DATA FOR THIS EXERCISE:
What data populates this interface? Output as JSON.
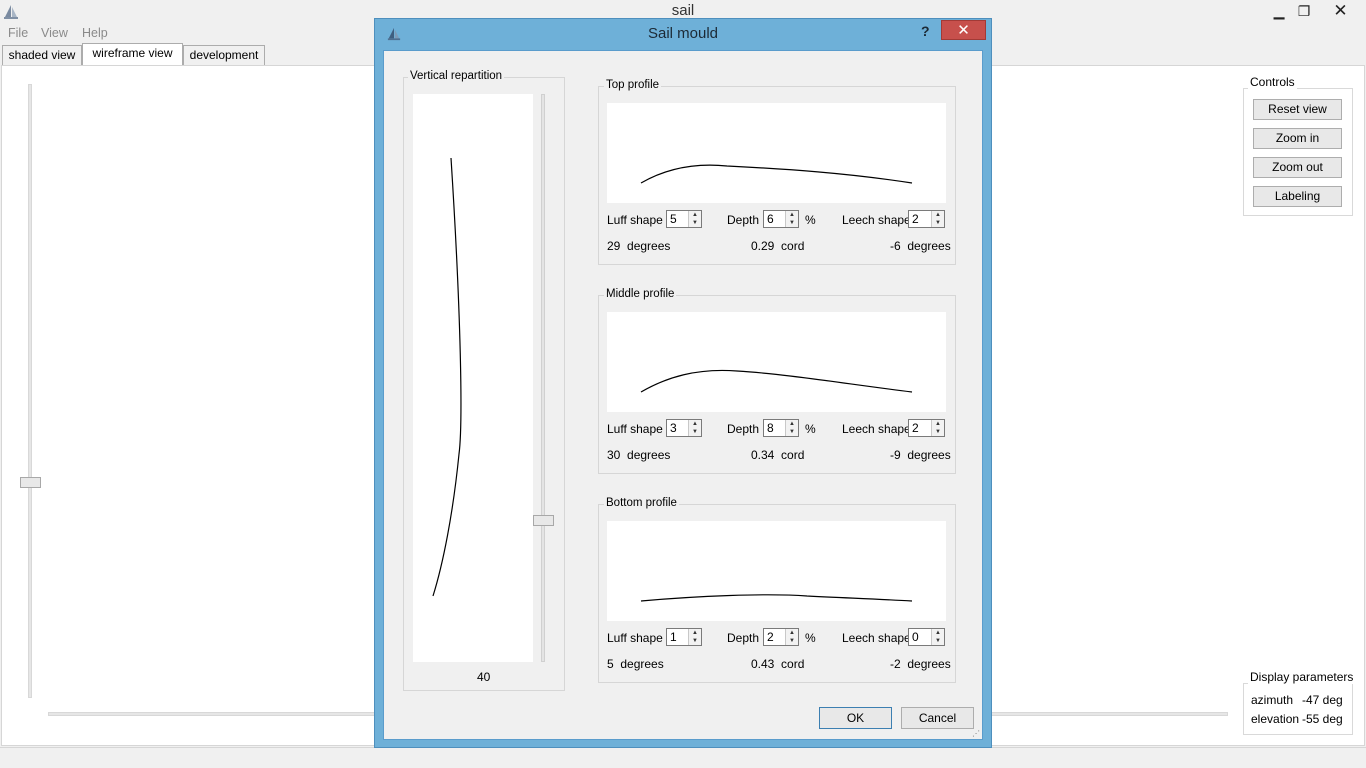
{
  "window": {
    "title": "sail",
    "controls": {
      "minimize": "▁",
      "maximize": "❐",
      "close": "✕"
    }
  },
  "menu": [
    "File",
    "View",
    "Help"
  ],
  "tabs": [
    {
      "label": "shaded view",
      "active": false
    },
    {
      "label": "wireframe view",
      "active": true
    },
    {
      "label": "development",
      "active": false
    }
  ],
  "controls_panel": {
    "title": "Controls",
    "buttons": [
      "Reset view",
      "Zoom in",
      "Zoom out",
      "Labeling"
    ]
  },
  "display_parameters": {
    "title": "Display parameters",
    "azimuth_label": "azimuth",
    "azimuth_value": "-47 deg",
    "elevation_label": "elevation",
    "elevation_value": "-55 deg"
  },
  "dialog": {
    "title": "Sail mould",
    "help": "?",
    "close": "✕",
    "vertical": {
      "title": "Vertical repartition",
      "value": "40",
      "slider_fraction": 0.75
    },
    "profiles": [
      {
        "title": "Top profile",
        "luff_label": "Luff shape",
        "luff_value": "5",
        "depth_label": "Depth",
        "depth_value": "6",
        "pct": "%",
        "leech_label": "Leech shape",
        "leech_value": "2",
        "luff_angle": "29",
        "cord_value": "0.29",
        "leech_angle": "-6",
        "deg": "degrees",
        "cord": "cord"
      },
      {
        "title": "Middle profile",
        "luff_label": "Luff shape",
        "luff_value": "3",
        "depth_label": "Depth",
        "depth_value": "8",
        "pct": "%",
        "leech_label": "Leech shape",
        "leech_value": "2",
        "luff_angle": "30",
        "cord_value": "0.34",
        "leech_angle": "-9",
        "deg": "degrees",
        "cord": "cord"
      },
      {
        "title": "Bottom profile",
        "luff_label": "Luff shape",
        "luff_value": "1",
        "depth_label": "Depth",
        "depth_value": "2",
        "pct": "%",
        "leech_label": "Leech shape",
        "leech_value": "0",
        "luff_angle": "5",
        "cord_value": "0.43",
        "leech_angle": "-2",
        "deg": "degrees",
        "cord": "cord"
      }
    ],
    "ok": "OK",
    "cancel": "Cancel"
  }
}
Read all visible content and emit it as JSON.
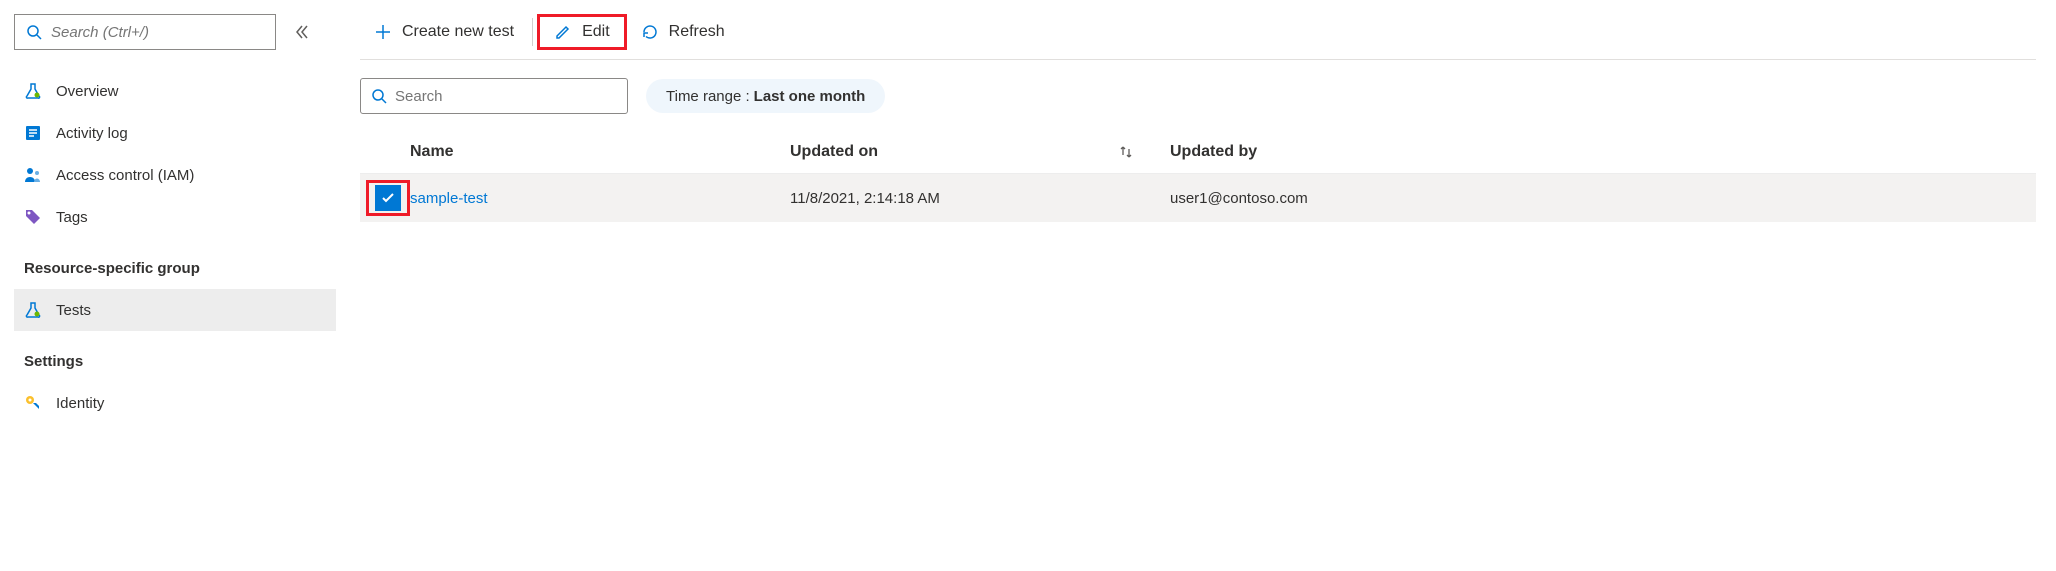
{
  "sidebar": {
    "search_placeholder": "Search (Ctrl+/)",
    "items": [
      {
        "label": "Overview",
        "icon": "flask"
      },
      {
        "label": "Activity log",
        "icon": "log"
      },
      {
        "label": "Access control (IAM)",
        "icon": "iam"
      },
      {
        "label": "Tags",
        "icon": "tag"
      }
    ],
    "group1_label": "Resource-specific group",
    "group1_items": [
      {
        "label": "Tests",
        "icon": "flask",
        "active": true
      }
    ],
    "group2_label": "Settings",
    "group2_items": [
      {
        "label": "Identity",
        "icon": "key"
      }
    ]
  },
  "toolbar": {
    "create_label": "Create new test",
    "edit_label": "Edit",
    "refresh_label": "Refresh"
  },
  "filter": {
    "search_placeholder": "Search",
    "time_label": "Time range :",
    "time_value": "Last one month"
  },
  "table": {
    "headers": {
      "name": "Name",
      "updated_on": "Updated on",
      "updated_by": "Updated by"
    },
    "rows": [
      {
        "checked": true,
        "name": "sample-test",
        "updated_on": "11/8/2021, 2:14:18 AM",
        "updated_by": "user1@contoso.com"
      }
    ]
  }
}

EXERCISE OBJECTIVE:
Only lines with "true" are wanted here; list each of them.

OUTPUT:
      "active": true
        "active": true
        "checked": true,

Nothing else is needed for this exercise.